→ CHALLENGE:
Convert each line of the records into one string in a JSON list, omitting blank lines.

---------- MATERIALS PROVIDED

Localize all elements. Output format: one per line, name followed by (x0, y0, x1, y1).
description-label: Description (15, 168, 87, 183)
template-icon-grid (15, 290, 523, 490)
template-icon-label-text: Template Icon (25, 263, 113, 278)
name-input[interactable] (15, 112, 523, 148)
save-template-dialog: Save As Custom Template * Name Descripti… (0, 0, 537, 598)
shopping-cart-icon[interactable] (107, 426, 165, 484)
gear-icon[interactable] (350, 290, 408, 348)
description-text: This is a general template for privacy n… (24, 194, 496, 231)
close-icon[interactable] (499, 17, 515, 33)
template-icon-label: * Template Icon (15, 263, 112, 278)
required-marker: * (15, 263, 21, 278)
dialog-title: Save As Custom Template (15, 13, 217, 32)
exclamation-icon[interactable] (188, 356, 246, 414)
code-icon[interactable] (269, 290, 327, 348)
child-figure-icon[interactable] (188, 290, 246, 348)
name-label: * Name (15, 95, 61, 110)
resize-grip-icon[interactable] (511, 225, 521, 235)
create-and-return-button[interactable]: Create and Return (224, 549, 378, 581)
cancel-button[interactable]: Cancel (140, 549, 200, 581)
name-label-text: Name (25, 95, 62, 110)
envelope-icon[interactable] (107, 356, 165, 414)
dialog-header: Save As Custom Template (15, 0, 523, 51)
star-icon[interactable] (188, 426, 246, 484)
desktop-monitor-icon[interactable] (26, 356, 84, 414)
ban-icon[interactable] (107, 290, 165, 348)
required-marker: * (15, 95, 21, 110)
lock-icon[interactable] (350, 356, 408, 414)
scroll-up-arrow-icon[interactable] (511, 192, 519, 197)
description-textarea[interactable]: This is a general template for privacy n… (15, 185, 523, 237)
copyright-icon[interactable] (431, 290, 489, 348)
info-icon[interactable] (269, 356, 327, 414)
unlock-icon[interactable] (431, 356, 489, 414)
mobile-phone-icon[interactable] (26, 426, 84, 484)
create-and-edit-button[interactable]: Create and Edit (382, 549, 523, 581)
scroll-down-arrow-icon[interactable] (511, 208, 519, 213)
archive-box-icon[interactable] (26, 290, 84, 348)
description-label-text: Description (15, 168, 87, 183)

--------------------

→ SOLUTION TO THIS TASK:
[
  "Localize all elements. Output format: one per line, name followed by (x0, y0, x1, y1).",
  "description-label: Description (15, 168, 87, 183)",
  "template-icon-grid (15, 290, 523, 490)",
  "template-icon-label-text: Template Icon (25, 263, 113, 278)",
  "name-input[interactable] (15, 112, 523, 148)",
  "save-template-dialog: Save As Custom Template * Name Descripti… (0, 0, 537, 598)",
  "shopping-cart-icon[interactable] (107, 426, 165, 484)",
  "gear-icon[interactable] (350, 290, 408, 348)",
  "description-text: This is a general template for privacy n… (24, 194, 496, 231)",
  "close-icon[interactable] (499, 17, 515, 33)",
  "template-icon-label: * Template Icon (15, 263, 112, 278)",
  "required-marker: * (15, 263, 21, 278)",
  "dialog-title: Save As Custom Template (15, 13, 217, 32)",
  "exclamation-icon[interactable] (188, 356, 246, 414)",
  "code-icon[interactable] (269, 290, 327, 348)",
  "child-figure-icon[interactable] (188, 290, 246, 348)",
  "name-label: * Name (15, 95, 61, 110)",
  "resize-grip-icon[interactable] (511, 225, 521, 235)",
  "create-and-return-button[interactable]: Create and Return (224, 549, 378, 581)",
  "cancel-button[interactable]: Cancel (140, 549, 200, 581)",
  "name-label-text: Name (25, 95, 62, 110)",
  "envelope-icon[interactable] (107, 356, 165, 414)",
  "dialog-header: Save As Custom Template (15, 0, 523, 51)",
  "star-icon[interactable] (188, 426, 246, 484)",
  "desktop-monitor-icon[interactable] (26, 356, 84, 414)",
  "ban-icon[interactable] (107, 290, 165, 348)",
  "required-marker: * (15, 95, 21, 110)",
  "lock-icon[interactable] (350, 356, 408, 414)",
  "scroll-up-arrow-icon[interactable] (511, 192, 519, 197)",
  "description-textarea[interactable]: This is a general template for privacy n… (15, 185, 523, 237)",
  "copyright-icon[interactable] (431, 290, 489, 348)",
  "info-icon[interactable] (269, 356, 327, 414)",
  "unlock-icon[interactable] (431, 356, 489, 414)",
  "mobile-phone-icon[interactable] (26, 426, 84, 484)",
  "create-and-edit-button[interactable]: Create and Edit (382, 549, 523, 581)",
  "scroll-down-arrow-icon[interactable] (511, 208, 519, 213)",
  "archive-box-icon[interactable] (26, 290, 84, 348)",
  "description-label-text: Description (15, 168, 87, 183)"
]